◆ Stated exercise:
Your answer should be one number: how many lines of the data include the string "xlabel"?

START

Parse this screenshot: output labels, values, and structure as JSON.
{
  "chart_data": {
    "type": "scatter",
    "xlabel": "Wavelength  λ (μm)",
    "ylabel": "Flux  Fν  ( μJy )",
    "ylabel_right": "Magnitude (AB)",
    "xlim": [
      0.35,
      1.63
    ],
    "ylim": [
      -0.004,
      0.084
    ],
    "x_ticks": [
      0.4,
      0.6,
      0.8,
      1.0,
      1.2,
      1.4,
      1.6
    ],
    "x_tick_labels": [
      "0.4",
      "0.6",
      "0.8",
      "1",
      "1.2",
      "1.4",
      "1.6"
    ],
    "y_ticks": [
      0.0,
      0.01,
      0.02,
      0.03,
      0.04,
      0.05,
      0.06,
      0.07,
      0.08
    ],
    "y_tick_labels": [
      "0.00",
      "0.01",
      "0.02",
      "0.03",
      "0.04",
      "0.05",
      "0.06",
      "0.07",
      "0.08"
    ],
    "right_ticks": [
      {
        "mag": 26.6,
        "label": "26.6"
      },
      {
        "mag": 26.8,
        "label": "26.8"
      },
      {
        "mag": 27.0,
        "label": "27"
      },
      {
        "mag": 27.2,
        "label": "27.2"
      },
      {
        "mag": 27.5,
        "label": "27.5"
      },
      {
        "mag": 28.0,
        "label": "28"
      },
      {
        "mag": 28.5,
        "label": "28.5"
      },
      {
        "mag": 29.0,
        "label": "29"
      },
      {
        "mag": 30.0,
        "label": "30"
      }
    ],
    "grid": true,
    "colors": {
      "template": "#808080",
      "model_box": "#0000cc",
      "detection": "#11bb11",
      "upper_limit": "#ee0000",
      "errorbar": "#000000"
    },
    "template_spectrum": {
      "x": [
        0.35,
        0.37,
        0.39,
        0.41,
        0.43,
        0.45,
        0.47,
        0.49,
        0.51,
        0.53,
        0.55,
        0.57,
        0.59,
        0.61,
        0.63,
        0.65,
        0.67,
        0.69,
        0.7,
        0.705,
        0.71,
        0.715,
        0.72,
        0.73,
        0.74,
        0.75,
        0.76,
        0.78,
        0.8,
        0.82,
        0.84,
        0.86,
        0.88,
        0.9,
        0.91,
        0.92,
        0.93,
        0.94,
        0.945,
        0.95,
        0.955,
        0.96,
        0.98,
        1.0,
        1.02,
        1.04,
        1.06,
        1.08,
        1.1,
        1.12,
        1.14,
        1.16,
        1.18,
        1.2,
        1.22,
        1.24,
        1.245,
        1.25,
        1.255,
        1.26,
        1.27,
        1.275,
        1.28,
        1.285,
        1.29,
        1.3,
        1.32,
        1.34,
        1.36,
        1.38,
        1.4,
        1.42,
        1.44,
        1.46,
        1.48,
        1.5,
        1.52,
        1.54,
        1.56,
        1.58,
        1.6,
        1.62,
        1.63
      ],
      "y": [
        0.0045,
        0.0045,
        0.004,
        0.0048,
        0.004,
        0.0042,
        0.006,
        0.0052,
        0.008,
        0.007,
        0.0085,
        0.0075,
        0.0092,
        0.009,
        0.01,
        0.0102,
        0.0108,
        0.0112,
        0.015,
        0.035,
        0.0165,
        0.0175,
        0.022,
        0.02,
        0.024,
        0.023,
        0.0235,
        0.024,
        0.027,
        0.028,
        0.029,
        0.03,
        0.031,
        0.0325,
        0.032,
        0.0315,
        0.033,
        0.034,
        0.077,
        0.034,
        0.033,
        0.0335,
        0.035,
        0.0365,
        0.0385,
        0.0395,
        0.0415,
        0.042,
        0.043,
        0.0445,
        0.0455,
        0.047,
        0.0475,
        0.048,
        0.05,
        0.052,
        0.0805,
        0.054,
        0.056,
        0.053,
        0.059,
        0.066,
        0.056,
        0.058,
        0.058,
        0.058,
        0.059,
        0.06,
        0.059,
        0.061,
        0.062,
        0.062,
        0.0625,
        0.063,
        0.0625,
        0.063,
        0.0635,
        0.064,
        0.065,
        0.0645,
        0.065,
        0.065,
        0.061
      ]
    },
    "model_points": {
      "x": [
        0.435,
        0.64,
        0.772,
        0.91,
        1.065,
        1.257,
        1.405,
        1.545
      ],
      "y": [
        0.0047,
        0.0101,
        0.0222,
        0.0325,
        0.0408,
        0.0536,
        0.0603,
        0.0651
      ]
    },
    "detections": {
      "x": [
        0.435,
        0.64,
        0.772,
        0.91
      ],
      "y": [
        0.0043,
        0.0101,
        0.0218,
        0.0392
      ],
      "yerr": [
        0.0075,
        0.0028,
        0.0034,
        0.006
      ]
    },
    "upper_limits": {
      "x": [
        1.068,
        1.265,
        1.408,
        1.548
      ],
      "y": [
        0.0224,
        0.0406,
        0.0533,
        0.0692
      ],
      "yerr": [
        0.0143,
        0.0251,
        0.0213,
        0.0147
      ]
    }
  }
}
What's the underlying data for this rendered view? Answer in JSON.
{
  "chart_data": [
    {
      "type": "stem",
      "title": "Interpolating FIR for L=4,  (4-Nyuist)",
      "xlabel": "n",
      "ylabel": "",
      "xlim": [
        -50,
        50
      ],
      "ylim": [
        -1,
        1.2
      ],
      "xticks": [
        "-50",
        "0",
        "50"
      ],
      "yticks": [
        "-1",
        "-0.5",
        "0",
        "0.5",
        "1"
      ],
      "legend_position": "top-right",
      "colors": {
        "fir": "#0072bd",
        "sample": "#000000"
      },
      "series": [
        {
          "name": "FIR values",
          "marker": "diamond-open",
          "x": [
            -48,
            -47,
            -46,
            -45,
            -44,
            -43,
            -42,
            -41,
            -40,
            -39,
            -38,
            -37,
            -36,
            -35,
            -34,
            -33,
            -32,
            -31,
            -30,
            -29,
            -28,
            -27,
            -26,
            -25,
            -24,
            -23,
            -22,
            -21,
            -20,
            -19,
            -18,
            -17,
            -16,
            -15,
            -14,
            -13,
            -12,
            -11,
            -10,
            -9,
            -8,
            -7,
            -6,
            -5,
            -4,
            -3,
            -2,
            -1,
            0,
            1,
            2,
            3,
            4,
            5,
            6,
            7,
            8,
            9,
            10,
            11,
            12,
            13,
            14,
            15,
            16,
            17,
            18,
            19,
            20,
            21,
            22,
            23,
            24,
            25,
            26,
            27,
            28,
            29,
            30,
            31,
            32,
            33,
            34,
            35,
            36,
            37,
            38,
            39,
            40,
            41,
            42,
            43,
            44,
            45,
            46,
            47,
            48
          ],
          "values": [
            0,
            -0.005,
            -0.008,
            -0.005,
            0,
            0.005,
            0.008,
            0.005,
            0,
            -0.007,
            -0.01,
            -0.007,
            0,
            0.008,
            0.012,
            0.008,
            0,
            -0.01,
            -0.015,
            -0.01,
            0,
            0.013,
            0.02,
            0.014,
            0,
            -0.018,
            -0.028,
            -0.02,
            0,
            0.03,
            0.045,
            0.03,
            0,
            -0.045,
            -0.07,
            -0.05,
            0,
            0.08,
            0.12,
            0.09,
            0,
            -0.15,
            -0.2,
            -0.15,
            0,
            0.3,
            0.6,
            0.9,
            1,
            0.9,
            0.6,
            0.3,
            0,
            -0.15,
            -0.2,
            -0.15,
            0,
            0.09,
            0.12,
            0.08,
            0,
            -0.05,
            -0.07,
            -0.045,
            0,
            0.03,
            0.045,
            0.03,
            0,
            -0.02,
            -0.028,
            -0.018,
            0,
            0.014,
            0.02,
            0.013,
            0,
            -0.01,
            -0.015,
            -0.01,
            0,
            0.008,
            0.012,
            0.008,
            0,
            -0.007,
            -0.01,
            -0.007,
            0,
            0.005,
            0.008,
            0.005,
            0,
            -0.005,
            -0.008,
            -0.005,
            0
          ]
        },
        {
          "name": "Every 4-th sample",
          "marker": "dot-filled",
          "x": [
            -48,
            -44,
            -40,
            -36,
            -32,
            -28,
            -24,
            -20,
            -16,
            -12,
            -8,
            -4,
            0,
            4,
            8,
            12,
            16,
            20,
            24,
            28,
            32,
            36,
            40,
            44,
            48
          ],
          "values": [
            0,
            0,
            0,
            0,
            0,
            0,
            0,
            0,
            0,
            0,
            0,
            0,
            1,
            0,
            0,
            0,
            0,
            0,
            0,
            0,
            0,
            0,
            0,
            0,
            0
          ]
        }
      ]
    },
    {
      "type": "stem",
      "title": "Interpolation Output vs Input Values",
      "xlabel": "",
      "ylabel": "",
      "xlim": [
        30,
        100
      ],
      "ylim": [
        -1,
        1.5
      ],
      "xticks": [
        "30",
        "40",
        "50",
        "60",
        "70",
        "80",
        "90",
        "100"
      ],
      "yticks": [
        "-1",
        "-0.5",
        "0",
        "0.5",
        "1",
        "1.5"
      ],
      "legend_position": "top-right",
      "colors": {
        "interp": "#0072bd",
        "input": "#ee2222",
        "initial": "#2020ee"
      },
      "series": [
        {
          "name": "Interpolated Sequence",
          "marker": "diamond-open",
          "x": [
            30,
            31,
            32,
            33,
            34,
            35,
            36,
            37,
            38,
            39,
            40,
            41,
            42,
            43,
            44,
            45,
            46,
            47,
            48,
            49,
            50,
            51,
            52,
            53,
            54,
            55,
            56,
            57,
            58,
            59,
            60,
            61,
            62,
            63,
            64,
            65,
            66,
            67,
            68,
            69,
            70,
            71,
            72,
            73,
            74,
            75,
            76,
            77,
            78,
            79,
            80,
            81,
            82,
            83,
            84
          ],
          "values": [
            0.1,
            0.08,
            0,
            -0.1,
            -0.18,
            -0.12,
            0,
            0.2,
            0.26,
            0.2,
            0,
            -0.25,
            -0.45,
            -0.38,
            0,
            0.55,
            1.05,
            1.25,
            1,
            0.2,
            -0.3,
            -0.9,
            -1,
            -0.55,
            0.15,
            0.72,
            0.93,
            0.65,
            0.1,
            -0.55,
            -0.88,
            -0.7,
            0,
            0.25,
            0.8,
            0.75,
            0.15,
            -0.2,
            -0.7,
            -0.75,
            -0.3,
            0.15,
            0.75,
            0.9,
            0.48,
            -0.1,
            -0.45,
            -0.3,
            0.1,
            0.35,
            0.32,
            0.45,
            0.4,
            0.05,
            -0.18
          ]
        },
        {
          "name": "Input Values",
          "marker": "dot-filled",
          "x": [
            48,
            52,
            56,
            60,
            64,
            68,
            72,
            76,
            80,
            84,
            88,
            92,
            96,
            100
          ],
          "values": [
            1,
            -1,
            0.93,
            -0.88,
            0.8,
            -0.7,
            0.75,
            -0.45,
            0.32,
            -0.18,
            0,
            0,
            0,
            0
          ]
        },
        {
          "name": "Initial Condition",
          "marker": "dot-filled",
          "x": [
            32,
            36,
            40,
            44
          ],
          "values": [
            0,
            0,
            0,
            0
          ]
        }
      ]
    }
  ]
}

END

◆ Solution to the exercise:
3